** Task directions **
Set down all of the data that follows word for word, without the images.

** Data lines **

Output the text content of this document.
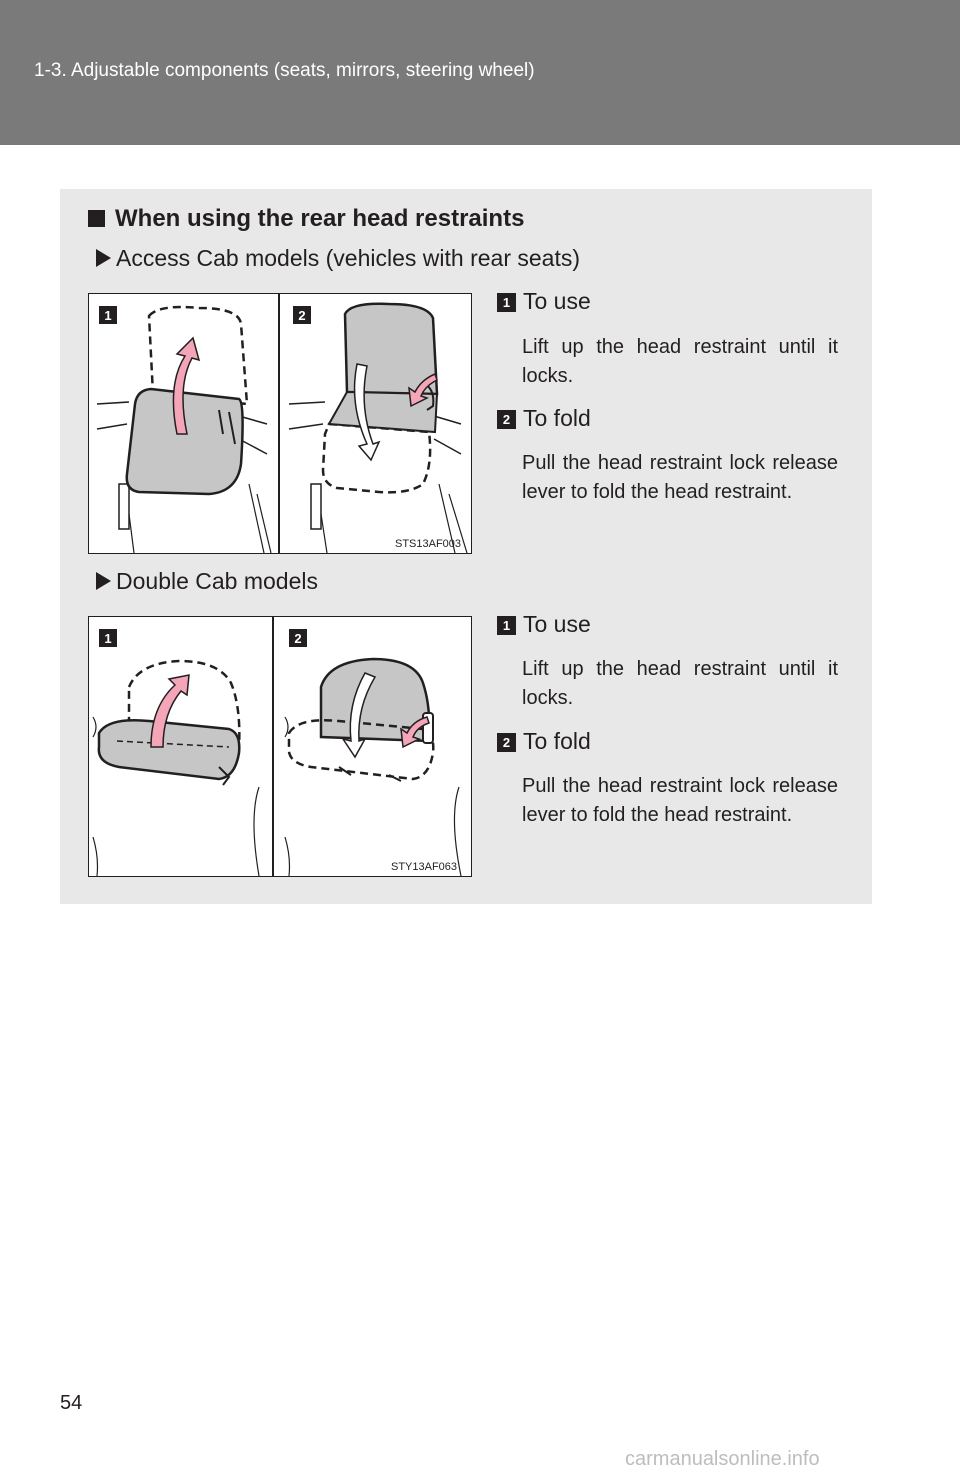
1-3. Adjustable components (seats, mirrors, steering wheel)
When using the rear head restraints
Access Cab models (vehicles with rear seats)
1	2
STS13AF003
1 To use
Lift up the head restraint until it locks.
2 To fold
Pull the head restraint lock release lever to fold the head restraint.
Double Cab models
1	2
STY13AF063
1 To use
Lift up the head restraint until it locks.
2 To fold
Pull the head restraint lock release lever to fold the head restraint.
54
carmanualsonline.info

** Output below **
Output the text content of this document.
1-3. Adjustable components (seats, mirrors, steering wheel)
When using the rear head restraints
Access Cab models (vehicles with rear seats)
1	2
STS13AF003
1 To use
Lift up the head restraint until it locks.
2 To fold
Pull the head restraint lock release lever to fold the head restraint.
Double Cab models
1	2
STY13AF063
1 To use
Lift up the head restraint until it locks.
2 To fold
Pull the head restraint lock release lever to fold the head restraint.
54
carmanualsonline.info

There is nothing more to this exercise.